What is asked. Rewrite the records below, replacing every "scrollbar-thumb" with "scroll-handle" and changing nothing else.

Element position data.
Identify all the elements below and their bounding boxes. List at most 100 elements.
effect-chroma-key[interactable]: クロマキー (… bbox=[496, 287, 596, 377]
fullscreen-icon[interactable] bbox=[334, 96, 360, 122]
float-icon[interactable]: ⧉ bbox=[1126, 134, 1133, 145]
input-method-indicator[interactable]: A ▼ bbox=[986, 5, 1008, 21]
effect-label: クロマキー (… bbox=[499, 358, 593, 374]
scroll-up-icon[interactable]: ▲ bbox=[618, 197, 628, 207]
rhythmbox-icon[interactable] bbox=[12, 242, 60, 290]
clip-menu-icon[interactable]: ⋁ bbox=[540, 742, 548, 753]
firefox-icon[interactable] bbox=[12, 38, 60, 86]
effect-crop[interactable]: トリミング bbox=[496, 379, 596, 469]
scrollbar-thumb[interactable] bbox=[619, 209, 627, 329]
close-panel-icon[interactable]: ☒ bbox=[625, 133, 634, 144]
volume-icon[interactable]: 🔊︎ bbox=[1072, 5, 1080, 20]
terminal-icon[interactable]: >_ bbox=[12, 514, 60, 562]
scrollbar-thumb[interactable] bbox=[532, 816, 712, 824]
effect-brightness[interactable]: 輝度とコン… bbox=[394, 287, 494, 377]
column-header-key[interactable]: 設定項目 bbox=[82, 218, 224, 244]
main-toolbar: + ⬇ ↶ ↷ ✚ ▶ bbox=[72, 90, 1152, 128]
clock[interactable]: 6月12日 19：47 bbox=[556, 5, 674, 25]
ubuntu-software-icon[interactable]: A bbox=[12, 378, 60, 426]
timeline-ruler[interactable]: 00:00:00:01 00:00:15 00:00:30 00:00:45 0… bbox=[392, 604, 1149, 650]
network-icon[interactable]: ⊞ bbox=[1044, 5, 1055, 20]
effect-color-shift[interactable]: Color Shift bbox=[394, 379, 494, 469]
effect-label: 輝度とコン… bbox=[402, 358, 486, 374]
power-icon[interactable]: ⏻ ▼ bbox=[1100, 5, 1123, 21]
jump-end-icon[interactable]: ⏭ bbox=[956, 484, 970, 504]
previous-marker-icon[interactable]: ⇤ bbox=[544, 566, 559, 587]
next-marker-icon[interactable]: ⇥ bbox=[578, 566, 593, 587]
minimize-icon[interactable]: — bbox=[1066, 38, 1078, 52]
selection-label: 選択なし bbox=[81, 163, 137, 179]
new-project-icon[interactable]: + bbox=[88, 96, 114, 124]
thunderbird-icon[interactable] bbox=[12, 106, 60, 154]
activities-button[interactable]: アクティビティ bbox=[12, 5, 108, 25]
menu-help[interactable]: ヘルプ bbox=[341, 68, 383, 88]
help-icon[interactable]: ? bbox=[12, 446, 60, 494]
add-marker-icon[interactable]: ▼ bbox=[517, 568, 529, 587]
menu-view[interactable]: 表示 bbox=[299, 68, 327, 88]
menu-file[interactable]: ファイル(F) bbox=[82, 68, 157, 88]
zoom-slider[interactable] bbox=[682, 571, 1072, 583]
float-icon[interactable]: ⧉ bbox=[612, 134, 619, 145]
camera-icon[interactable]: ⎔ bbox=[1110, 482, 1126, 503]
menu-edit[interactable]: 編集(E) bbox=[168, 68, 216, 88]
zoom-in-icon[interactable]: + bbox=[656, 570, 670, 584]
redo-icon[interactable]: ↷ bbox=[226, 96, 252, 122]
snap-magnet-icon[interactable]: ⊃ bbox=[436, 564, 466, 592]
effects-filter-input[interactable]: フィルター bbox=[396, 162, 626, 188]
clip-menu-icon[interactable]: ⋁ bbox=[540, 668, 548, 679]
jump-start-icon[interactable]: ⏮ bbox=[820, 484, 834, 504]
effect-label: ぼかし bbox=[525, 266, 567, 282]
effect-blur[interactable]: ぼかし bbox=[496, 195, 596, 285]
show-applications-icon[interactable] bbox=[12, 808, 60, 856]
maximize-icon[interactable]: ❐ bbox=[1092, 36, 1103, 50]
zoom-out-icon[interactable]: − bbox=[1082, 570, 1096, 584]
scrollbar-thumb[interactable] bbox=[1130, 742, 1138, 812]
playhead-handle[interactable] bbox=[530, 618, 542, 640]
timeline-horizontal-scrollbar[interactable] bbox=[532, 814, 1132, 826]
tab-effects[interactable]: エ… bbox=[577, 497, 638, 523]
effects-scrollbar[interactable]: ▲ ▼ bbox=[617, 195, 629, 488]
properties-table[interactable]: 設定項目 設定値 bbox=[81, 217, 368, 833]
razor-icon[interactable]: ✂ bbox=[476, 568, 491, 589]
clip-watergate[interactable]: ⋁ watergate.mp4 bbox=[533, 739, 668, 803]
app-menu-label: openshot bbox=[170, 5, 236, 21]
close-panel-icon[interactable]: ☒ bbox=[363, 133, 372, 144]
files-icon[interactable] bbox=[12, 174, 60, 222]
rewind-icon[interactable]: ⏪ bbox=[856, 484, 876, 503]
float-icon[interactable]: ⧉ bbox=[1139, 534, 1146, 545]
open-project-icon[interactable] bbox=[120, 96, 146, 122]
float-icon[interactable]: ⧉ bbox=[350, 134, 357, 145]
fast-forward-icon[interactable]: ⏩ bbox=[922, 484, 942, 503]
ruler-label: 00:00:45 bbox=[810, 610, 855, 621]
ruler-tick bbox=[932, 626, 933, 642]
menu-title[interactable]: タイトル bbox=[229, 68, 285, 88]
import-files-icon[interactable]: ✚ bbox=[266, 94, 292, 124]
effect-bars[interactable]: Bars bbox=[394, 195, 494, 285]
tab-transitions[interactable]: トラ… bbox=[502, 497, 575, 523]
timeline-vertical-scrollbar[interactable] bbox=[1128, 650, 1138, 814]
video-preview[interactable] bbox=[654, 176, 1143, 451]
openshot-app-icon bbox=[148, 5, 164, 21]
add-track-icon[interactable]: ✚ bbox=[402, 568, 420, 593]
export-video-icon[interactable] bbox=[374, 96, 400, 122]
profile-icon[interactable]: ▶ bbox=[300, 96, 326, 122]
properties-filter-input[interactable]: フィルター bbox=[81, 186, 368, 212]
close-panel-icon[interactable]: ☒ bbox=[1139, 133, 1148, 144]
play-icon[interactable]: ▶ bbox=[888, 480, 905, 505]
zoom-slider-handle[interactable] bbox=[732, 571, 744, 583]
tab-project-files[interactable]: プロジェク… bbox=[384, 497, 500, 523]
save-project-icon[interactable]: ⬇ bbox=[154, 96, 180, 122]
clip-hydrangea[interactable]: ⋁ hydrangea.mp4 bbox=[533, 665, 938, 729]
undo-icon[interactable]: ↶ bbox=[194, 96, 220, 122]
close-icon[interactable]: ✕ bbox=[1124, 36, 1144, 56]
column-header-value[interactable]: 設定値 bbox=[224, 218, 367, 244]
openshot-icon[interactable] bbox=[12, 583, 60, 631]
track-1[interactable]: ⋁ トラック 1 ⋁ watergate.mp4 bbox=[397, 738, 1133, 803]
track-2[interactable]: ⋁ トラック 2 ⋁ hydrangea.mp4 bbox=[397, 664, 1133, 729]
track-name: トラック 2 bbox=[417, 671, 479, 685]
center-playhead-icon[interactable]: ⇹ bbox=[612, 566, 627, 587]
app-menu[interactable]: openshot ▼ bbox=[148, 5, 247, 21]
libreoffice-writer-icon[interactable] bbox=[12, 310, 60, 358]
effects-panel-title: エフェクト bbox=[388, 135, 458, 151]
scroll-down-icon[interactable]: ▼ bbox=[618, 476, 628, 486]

Solution to the problem.
Identify all the elements below and their bounding boxes. List at most 100 elements.
effect-chroma-key[interactable]: クロマキー (… bbox=[496, 287, 596, 377]
fullscreen-icon[interactable] bbox=[334, 96, 360, 122]
float-icon[interactable]: ⧉ bbox=[1126, 134, 1133, 145]
input-method-indicator[interactable]: A ▼ bbox=[986, 5, 1008, 21]
effect-label: クロマキー (… bbox=[499, 358, 593, 374]
scroll-up-icon[interactable]: ▲ bbox=[618, 197, 628, 207]
rhythmbox-icon[interactable] bbox=[12, 242, 60, 290]
clip-menu-icon[interactable]: ⋁ bbox=[540, 742, 548, 753]
firefox-icon[interactable] bbox=[12, 38, 60, 86]
effect-crop[interactable]: トリミング bbox=[496, 379, 596, 469]
scroll-handle[interactable] bbox=[619, 209, 627, 329]
close-panel-icon[interactable]: ☒ bbox=[625, 133, 634, 144]
volume-icon[interactable]: 🔊︎ bbox=[1072, 5, 1080, 20]
terminal-icon[interactable]: >_ bbox=[12, 514, 60, 562]
scroll-handle[interactable] bbox=[532, 816, 712, 824]
effect-brightness[interactable]: 輝度とコン… bbox=[394, 287, 494, 377]
column-header-key[interactable]: 設定項目 bbox=[82, 218, 224, 244]
main-toolbar: + ⬇ ↶ ↷ ✚ ▶ bbox=[72, 90, 1152, 128]
clock[interactable]: 6月12日 19：47 bbox=[556, 5, 674, 25]
ubuntu-software-icon[interactable]: A bbox=[12, 378, 60, 426]
timeline-ruler[interactable]: 00:00:00:01 00:00:15 00:00:30 00:00:45 0… bbox=[392, 604, 1149, 650]
network-icon[interactable]: ⊞ bbox=[1044, 5, 1055, 20]
effect-color-shift[interactable]: Color Shift bbox=[394, 379, 494, 469]
effect-label: 輝度とコン… bbox=[402, 358, 486, 374]
power-icon[interactable]: ⏻ ▼ bbox=[1100, 5, 1123, 21]
jump-end-icon[interactable]: ⏭ bbox=[956, 484, 970, 504]
previous-marker-icon[interactable]: ⇤ bbox=[544, 566, 559, 587]
next-marker-icon[interactable]: ⇥ bbox=[578, 566, 593, 587]
minimize-icon[interactable]: — bbox=[1066, 38, 1078, 52]
selection-label: 選択なし bbox=[81, 163, 137, 179]
new-project-icon[interactable]: + bbox=[88, 96, 114, 124]
thunderbird-icon[interactable] bbox=[12, 106, 60, 154]
activities-button[interactable]: アクティビティ bbox=[12, 5, 108, 25]
menu-help[interactable]: ヘルプ bbox=[341, 68, 383, 88]
help-icon[interactable]: ? bbox=[12, 446, 60, 494]
add-marker-icon[interactable]: ▼ bbox=[517, 568, 529, 587]
menu-view[interactable]: 表示 bbox=[299, 68, 327, 88]
menu-file[interactable]: ファイル(F) bbox=[82, 68, 157, 88]
zoom-slider[interactable] bbox=[682, 571, 1072, 583]
float-icon[interactable]: ⧉ bbox=[612, 134, 619, 145]
camera-icon[interactable]: ⎔ bbox=[1110, 482, 1126, 503]
menu-edit[interactable]: 編集(E) bbox=[168, 68, 216, 88]
zoom-in-icon[interactable]: + bbox=[656, 570, 670, 584]
redo-icon[interactable]: ↷ bbox=[226, 96, 252, 122]
snap-magnet-icon[interactable]: ⊃ bbox=[436, 564, 466, 592]
effects-filter-input[interactable]: フィルター bbox=[396, 162, 626, 188]
clip-menu-icon[interactable]: ⋁ bbox=[540, 668, 548, 679]
jump-start-icon[interactable]: ⏮ bbox=[820, 484, 834, 504]
effect-label: ぼかし bbox=[525, 266, 567, 282]
effect-blur[interactable]: ぼかし bbox=[496, 195, 596, 285]
show-applications-icon[interactable] bbox=[12, 808, 60, 856]
maximize-icon[interactable]: ❐ bbox=[1092, 36, 1103, 50]
zoom-out-icon[interactable]: − bbox=[1082, 570, 1096, 584]
scroll-handle[interactable] bbox=[1130, 742, 1138, 812]
playhead-handle[interactable] bbox=[530, 618, 542, 640]
timeline-horizontal-scrollbar[interactable] bbox=[532, 814, 1132, 826]
tab-effects[interactable]: エ… bbox=[577, 497, 638, 523]
effects-scrollbar[interactable]: ▲ ▼ bbox=[617, 195, 629, 488]
properties-table[interactable]: 設定項目 設定値 bbox=[81, 217, 368, 833]
razor-icon[interactable]: ✂ bbox=[476, 568, 491, 589]
clip-watergate[interactable]: ⋁ watergate.mp4 bbox=[533, 739, 668, 803]
app-menu-label: openshot bbox=[170, 5, 236, 21]
close-panel-icon[interactable]: ☒ bbox=[363, 133, 372, 144]
files-icon[interactable] bbox=[12, 174, 60, 222]
rewind-icon[interactable]: ⏪ bbox=[856, 484, 876, 503]
float-icon[interactable]: ⧉ bbox=[1139, 534, 1146, 545]
open-project-icon[interactable] bbox=[120, 96, 146, 122]
float-icon[interactable]: ⧉ bbox=[350, 134, 357, 145]
fast-forward-icon[interactable]: ⏩ bbox=[922, 484, 942, 503]
ruler-label: 00:00:45 bbox=[810, 610, 855, 621]
ruler-tick bbox=[932, 626, 933, 642]
menu-title[interactable]: タイトル bbox=[229, 68, 285, 88]
import-files-icon[interactable]: ✚ bbox=[266, 94, 292, 124]
effect-bars[interactable]: Bars bbox=[394, 195, 494, 285]
tab-transitions[interactable]: トラ… bbox=[502, 497, 575, 523]
timeline-vertical-scrollbar[interactable] bbox=[1128, 650, 1138, 814]
video-preview[interactable] bbox=[654, 176, 1143, 451]
openshot-app-icon bbox=[148, 5, 164, 21]
add-track-icon[interactable]: ✚ bbox=[402, 568, 420, 593]
export-video-icon[interactable] bbox=[374, 96, 400, 122]
profile-icon[interactable]: ▶ bbox=[300, 96, 326, 122]
properties-filter-input[interactable]: フィルター bbox=[81, 186, 368, 212]
close-panel-icon[interactable]: ☒ bbox=[1139, 133, 1148, 144]
play-icon[interactable]: ▶ bbox=[888, 480, 905, 505]
zoom-slider-handle[interactable] bbox=[732, 571, 744, 583]
tab-project-files[interactable]: プロジェク… bbox=[384, 497, 500, 523]
save-project-icon[interactable]: ⬇ bbox=[154, 96, 180, 122]
clip-hydrangea[interactable]: ⋁ hydrangea.mp4 bbox=[533, 665, 938, 729]
undo-icon[interactable]: ↶ bbox=[194, 96, 220, 122]
close-icon[interactable]: ✕ bbox=[1124, 36, 1144, 56]
column-header-value[interactable]: 設定値 bbox=[224, 218, 367, 244]
openshot-icon[interactable] bbox=[12, 583, 60, 631]
track-1[interactable]: ⋁ トラック 1 ⋁ watergate.mp4 bbox=[397, 738, 1133, 803]
track-2[interactable]: ⋁ トラック 2 ⋁ hydrangea.mp4 bbox=[397, 664, 1133, 729]
track-name: トラック 2 bbox=[417, 671, 479, 685]
center-playhead-icon[interactable]: ⇹ bbox=[612, 566, 627, 587]
app-menu[interactable]: openshot ▼ bbox=[148, 5, 247, 21]
libreoffice-writer-icon[interactable] bbox=[12, 310, 60, 358]
effects-panel-title: エフェクト bbox=[388, 135, 458, 151]
scroll-down-icon[interactable]: ▼ bbox=[618, 476, 628, 486]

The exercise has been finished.